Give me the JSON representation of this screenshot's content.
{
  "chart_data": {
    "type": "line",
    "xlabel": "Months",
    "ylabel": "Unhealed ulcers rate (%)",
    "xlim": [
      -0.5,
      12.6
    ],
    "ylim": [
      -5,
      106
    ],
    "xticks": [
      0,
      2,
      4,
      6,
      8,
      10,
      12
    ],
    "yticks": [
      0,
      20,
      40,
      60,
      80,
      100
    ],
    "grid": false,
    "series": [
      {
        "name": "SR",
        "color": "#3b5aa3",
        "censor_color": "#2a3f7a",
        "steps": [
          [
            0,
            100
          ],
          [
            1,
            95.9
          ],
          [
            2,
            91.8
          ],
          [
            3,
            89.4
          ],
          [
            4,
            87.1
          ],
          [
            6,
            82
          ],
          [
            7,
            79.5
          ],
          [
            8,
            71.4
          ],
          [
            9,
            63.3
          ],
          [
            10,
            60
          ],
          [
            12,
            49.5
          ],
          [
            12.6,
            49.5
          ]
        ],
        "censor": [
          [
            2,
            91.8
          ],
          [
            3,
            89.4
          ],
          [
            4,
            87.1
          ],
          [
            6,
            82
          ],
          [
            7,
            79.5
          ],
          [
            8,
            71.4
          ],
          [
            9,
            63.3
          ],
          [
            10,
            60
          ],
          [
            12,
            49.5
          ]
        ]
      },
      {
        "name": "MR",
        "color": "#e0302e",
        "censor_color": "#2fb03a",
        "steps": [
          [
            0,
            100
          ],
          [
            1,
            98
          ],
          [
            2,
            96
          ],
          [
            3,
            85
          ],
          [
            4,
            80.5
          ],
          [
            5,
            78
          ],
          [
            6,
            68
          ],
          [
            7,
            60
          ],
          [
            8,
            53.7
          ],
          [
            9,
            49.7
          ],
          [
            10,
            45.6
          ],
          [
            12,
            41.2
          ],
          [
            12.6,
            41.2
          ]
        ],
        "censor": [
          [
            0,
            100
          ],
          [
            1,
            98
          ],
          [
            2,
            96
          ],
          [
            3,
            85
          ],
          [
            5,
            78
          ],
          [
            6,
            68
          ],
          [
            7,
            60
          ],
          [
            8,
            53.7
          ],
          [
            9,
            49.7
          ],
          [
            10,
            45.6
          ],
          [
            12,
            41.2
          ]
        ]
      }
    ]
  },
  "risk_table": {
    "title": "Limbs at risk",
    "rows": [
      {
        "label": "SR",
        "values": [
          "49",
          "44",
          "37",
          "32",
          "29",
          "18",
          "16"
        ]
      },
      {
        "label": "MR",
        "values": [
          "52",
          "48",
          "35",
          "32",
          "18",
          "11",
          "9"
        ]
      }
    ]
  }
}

= = = = = = =

Stated goal -
Repeat each record in full; every line must match exactly.

Full solution -
Give me the JSON representation of this screenshot's content.
{
  "chart_data": {
    "type": "line",
    "xlabel": "Months",
    "ylabel": "Unhealed ulcers rate (%)",
    "xlim": [
      -0.5,
      12.6
    ],
    "ylim": [
      -5,
      106
    ],
    "xticks": [
      0,
      2,
      4,
      6,
      8,
      10,
      12
    ],
    "yticks": [
      0,
      20,
      40,
      60,
      80,
      100
    ],
    "grid": false,
    "series": [
      {
        "name": "SR",
        "color": "#3b5aa3",
        "censor_color": "#2a3f7a",
        "steps": [
          [
            0,
            100
          ],
          [
            1,
            95.9
          ],
          [
            2,
            91.8
          ],
          [
            3,
            89.4
          ],
          [
            4,
            87.1
          ],
          [
            6,
            82
          ],
          [
            7,
            79.5
          ],
          [
            8,
            71.4
          ],
          [
            9,
            63.3
          ],
          [
            10,
            60
          ],
          [
            12,
            49.5
          ],
          [
            12.6,
            49.5
          ]
        ],
        "censor": [
          [
            2,
            91.8
          ],
          [
            3,
            89.4
          ],
          [
            4,
            87.1
          ],
          [
            6,
            82
          ],
          [
            7,
            79.5
          ],
          [
            8,
            71.4
          ],
          [
            9,
            63.3
          ],
          [
            10,
            60
          ],
          [
            12,
            49.5
          ]
        ]
      },
      {
        "name": "MR",
        "color": "#e0302e",
        "censor_color": "#2fb03a",
        "steps": [
          [
            0,
            100
          ],
          [
            1,
            98
          ],
          [
            2,
            96
          ],
          [
            3,
            85
          ],
          [
            4,
            80.5
          ],
          [
            5,
            78
          ],
          [
            6,
            68
          ],
          [
            7,
            60
          ],
          [
            8,
            53.7
          ],
          [
            9,
            49.7
          ],
          [
            10,
            45.6
          ],
          [
            12,
            41.2
          ],
          [
            12.6,
            41.2
          ]
        ],
        "censor": [
          [
            0,
            100
          ],
          [
            1,
            98
          ],
          [
            2,
            96
          ],
          [
            3,
            85
          ],
          [
            5,
            78
          ],
          [
            6,
            68
          ],
          [
            7,
            60
          ],
          [
            8,
            53.7
          ],
          [
            9,
            49.7
          ],
          [
            10,
            45.6
          ],
          [
            12,
            41.2
          ]
        ]
      }
    ]
  },
  "risk_table": {
    "title": "Limbs at risk",
    "rows": [
      {
        "label": "SR",
        "values": [
          "49",
          "44",
          "37",
          "32",
          "29",
          "18",
          "16"
        ]
      },
      {
        "label": "MR",
        "values": [
          "52",
          "48",
          "35",
          "32",
          "18",
          "11",
          "9"
        ]
      }
    ]
  }
}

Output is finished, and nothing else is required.